■ **MATERIAL**:
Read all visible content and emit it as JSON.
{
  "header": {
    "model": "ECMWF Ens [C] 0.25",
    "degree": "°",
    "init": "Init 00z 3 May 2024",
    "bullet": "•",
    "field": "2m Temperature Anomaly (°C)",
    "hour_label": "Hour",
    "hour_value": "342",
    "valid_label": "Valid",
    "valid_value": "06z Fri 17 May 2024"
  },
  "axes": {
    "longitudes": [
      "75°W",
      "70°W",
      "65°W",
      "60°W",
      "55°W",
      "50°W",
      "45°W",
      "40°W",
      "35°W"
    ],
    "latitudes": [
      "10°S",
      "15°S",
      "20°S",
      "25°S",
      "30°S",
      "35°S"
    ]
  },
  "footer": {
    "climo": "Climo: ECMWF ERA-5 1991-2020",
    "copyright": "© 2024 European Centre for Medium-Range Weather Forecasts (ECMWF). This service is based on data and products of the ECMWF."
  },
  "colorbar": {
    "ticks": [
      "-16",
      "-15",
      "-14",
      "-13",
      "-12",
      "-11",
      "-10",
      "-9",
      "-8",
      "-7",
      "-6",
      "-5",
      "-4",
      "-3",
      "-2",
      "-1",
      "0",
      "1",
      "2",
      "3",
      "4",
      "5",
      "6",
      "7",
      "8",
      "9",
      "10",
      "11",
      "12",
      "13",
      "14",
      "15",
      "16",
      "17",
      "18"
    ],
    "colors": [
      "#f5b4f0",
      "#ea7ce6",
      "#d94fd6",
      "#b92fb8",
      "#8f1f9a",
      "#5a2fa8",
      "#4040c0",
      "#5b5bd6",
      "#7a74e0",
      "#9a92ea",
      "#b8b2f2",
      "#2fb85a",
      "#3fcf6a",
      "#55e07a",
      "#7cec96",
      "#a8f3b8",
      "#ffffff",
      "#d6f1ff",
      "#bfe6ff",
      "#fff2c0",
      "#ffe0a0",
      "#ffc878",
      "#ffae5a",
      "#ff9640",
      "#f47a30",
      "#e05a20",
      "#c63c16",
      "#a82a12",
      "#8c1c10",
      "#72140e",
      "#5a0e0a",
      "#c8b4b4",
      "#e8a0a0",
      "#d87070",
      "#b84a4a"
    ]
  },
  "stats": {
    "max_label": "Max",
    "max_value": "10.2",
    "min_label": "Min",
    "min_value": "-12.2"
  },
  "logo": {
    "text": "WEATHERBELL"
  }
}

■ **TASK DIRECTIONS**: Extract all lines as given.

■ **WORKED ANSWER**:
Read all visible content and emit it as JSON.
{
  "header": {
    "model": "ECMWF Ens [C] 0.25",
    "degree": "°",
    "init": "Init 00z 3 May 2024",
    "bullet": "•",
    "field": "2m Temperature Anomaly (°C)",
    "hour_label": "Hour",
    "hour_value": "342",
    "valid_label": "Valid",
    "valid_value": "06z Fri 17 May 2024"
  },
  "axes": {
    "longitudes": [
      "75°W",
      "70°W",
      "65°W",
      "60°W",
      "55°W",
      "50°W",
      "45°W",
      "40°W",
      "35°W"
    ],
    "latitudes": [
      "10°S",
      "15°S",
      "20°S",
      "25°S",
      "30°S",
      "35°S"
    ]
  },
  "footer": {
    "climo": "Climo: ECMWF ERA-5 1991-2020",
    "copyright": "© 2024 European Centre for Medium-Range Weather Forecasts (ECMWF). This service is based on data and products of the ECMWF."
  },
  "colorbar": {
    "ticks": [
      "-16",
      "-15",
      "-14",
      "-13",
      "-12",
      "-11",
      "-10",
      "-9",
      "-8",
      "-7",
      "-6",
      "-5",
      "-4",
      "-3",
      "-2",
      "-1",
      "0",
      "1",
      "2",
      "3",
      "4",
      "5",
      "6",
      "7",
      "8",
      "9",
      "10",
      "11",
      "12",
      "13",
      "14",
      "15",
      "16",
      "17",
      "18"
    ],
    "colors": [
      "#f5b4f0",
      "#ea7ce6",
      "#d94fd6",
      "#b92fb8",
      "#8f1f9a",
      "#5a2fa8",
      "#4040c0",
      "#5b5bd6",
      "#7a74e0",
      "#9a92ea",
      "#b8b2f2",
      "#2fb85a",
      "#3fcf6a",
      "#55e07a",
      "#7cec96",
      "#a8f3b8",
      "#ffffff",
      "#d6f1ff",
      "#bfe6ff",
      "#fff2c0",
      "#ffe0a0",
      "#ffc878",
      "#ffae5a",
      "#ff9640",
      "#f47a30",
      "#e05a20",
      "#c63c16",
      "#a82a12",
      "#8c1c10",
      "#72140e",
      "#5a0e0a",
      "#c8b4b4",
      "#e8a0a0",
      "#d87070",
      "#b84a4a"
    ]
  },
  "stats": {
    "max_label": "Max",
    "max_value": "10.2",
    "min_label": "Min",
    "min_value": "-12.2"
  },
  "logo": {
    "text": "WEATHERBELL"
  }
}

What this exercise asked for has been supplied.